(Dataset items)

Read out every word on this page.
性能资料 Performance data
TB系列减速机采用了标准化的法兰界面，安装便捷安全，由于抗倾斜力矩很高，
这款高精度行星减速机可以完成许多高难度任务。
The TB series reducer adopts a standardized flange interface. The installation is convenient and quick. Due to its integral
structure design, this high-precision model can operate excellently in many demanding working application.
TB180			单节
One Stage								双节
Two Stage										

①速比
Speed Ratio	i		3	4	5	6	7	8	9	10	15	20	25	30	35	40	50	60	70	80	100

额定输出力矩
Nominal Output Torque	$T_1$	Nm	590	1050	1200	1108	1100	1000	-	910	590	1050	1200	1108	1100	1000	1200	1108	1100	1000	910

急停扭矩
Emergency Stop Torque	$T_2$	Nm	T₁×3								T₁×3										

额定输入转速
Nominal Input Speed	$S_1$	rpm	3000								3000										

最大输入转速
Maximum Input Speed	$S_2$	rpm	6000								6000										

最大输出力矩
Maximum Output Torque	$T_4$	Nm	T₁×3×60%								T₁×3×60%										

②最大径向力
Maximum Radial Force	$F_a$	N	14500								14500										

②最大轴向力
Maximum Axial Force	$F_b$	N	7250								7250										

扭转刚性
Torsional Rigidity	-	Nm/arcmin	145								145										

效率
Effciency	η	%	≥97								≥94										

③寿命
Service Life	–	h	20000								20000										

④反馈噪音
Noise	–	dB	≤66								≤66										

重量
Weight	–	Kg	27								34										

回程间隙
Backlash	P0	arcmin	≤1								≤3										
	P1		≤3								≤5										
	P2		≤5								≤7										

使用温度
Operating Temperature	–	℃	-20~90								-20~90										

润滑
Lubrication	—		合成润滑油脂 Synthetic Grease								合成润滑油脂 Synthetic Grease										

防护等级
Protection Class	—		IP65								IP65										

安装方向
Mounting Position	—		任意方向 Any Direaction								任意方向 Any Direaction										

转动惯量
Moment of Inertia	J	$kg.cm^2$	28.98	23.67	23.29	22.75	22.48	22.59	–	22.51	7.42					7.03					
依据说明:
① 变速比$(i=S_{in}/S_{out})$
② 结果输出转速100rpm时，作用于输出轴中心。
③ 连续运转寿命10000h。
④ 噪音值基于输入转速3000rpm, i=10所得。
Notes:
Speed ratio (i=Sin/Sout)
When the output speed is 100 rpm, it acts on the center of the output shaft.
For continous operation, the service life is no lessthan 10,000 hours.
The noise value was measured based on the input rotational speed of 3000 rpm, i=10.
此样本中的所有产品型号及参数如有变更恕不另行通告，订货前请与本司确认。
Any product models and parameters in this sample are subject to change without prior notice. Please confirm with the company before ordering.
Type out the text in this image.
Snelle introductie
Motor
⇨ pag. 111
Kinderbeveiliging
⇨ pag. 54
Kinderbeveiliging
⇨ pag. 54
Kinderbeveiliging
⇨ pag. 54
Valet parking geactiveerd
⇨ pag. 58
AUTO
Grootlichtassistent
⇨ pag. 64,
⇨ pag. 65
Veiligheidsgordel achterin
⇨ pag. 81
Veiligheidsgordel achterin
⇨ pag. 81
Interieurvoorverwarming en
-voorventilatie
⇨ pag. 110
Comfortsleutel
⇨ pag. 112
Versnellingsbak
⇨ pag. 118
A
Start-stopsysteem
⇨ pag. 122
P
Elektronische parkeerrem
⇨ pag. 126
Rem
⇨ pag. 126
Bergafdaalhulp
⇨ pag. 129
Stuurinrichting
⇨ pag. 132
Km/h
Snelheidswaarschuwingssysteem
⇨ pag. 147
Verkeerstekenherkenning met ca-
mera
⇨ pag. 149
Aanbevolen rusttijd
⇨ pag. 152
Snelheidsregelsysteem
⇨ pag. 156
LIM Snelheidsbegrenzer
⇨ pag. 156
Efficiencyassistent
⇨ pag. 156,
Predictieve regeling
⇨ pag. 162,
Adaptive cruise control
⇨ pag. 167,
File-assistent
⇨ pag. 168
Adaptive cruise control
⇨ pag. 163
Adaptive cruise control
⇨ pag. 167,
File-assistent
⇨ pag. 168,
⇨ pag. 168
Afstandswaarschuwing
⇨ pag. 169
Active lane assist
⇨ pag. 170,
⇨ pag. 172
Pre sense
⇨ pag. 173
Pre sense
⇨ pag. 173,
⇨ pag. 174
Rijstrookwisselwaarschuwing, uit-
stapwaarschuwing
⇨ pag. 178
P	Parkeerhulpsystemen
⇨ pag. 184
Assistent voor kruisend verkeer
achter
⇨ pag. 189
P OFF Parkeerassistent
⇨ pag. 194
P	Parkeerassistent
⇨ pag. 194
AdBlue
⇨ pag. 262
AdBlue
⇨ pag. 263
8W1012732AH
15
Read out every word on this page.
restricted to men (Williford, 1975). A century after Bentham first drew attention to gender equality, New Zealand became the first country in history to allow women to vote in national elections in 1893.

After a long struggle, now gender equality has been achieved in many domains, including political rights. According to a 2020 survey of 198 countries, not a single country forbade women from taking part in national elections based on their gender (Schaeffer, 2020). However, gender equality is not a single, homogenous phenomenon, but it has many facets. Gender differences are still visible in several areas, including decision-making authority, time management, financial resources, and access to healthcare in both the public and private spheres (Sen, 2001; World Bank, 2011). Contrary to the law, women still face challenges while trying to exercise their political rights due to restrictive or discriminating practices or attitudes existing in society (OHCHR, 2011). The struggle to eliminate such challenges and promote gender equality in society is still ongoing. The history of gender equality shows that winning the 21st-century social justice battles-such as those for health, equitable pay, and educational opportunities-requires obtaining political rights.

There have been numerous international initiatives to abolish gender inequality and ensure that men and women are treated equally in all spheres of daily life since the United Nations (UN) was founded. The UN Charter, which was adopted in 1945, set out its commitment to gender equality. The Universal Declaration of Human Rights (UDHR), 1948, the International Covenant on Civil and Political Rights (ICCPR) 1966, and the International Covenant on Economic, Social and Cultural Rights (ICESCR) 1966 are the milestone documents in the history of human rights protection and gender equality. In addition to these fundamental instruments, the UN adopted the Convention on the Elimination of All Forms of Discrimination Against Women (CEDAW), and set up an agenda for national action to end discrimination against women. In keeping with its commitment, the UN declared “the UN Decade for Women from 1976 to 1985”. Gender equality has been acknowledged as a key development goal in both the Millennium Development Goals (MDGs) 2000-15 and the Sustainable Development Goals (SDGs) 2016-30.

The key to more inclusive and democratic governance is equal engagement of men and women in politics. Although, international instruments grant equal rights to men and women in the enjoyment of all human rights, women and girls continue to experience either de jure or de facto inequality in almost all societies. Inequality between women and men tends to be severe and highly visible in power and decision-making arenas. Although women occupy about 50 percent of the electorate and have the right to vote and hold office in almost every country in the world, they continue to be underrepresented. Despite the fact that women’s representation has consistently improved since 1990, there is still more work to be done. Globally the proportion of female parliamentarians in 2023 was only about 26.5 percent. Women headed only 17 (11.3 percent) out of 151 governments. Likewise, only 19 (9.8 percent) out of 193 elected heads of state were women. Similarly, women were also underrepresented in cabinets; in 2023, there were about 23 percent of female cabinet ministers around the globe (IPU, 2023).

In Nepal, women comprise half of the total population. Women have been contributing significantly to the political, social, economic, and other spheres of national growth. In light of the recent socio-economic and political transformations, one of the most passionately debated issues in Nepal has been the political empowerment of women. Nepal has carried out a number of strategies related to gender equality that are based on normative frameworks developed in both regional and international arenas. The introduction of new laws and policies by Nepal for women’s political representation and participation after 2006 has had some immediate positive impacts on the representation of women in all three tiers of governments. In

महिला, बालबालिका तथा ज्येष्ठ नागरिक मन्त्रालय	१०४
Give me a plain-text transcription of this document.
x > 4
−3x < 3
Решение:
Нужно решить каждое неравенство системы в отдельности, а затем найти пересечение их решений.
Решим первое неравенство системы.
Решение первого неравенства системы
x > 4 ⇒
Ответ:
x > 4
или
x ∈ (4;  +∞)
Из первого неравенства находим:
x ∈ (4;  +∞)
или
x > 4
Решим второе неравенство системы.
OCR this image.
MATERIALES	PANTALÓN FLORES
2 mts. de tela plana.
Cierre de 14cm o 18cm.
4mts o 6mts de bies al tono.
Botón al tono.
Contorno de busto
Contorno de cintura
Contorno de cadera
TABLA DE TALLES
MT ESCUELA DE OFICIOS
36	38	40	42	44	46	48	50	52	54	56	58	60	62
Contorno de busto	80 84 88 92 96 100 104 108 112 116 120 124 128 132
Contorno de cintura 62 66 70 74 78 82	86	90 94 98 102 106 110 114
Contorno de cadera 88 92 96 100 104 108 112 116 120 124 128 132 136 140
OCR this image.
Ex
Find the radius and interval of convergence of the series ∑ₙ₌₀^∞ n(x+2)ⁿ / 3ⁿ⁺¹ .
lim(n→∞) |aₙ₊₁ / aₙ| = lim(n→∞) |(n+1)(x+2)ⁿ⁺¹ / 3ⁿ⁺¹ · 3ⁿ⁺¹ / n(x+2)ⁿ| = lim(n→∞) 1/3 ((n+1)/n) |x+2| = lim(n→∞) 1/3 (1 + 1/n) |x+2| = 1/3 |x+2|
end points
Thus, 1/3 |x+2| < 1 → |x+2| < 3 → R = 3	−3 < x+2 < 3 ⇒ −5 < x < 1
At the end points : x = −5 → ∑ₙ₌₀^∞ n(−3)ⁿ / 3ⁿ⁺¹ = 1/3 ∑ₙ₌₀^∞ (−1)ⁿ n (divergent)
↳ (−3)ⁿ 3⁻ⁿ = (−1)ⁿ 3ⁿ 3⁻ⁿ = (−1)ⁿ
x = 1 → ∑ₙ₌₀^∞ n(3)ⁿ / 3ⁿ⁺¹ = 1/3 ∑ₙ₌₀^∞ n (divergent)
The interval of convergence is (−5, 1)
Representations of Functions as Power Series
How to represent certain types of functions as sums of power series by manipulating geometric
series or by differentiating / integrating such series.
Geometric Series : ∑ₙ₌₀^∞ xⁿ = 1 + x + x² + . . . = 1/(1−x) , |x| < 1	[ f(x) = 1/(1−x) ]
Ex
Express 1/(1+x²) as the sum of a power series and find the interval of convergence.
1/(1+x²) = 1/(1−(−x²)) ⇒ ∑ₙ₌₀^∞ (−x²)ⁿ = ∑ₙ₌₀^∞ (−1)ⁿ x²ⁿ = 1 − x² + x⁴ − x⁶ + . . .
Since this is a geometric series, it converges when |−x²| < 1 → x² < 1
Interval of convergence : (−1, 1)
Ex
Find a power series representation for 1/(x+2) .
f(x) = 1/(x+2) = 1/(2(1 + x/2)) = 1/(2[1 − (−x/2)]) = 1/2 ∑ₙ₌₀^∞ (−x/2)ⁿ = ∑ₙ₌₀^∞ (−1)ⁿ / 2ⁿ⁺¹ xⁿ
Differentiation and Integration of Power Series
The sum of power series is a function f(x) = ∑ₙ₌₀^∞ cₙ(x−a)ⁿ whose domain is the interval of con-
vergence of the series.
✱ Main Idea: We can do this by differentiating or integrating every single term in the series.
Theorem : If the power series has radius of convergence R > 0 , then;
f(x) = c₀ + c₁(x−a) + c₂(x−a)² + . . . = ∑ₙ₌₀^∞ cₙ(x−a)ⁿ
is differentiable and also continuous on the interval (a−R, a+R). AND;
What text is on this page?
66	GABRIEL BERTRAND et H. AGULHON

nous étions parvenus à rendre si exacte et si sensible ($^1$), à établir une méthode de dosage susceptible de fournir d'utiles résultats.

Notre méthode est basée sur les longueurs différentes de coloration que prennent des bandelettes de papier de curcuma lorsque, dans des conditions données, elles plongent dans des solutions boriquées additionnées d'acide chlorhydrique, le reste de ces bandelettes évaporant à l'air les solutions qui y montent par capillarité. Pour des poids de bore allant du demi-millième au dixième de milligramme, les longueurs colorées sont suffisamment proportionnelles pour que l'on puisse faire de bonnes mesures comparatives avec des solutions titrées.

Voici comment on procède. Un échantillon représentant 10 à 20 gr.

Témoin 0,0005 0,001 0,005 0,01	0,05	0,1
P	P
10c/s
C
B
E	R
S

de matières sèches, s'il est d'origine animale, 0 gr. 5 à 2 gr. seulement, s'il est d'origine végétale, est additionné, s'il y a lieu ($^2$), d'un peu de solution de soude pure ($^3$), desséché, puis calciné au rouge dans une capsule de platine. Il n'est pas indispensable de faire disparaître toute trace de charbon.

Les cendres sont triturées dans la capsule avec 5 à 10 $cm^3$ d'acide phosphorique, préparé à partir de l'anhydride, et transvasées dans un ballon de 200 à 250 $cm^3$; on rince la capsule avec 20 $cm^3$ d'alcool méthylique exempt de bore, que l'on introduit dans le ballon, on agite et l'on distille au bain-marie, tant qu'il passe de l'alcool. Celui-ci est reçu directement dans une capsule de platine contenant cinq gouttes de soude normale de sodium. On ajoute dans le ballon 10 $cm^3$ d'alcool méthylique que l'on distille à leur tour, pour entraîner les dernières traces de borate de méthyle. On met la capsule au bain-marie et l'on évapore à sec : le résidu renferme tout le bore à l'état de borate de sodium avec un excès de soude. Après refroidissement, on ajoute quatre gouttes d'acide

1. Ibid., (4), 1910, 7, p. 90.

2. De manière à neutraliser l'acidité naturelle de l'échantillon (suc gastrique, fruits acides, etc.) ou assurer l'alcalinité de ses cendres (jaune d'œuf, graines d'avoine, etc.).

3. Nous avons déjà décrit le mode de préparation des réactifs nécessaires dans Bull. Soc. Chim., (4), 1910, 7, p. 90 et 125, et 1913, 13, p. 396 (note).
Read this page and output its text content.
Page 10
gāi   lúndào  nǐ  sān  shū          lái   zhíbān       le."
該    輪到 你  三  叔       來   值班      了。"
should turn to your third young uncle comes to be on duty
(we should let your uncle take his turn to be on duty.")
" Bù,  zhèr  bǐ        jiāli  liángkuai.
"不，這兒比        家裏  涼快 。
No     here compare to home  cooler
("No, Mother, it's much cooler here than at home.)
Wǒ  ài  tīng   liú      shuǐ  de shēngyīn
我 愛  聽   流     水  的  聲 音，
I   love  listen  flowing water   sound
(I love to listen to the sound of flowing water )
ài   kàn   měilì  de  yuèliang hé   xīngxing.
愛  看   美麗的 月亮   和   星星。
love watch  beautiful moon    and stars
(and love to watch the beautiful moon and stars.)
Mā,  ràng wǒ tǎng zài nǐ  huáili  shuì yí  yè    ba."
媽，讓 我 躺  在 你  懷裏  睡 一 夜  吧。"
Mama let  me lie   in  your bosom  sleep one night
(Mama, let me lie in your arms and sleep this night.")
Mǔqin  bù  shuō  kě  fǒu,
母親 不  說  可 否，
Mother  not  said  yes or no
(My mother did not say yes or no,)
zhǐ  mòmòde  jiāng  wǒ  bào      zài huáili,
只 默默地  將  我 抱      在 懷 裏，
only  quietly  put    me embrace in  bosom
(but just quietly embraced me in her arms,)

**DIRECTIONS:**
What is the number of lines in the records that contain the word "Force"? Answer with the number and nothing else.

**OUTPUT:**
2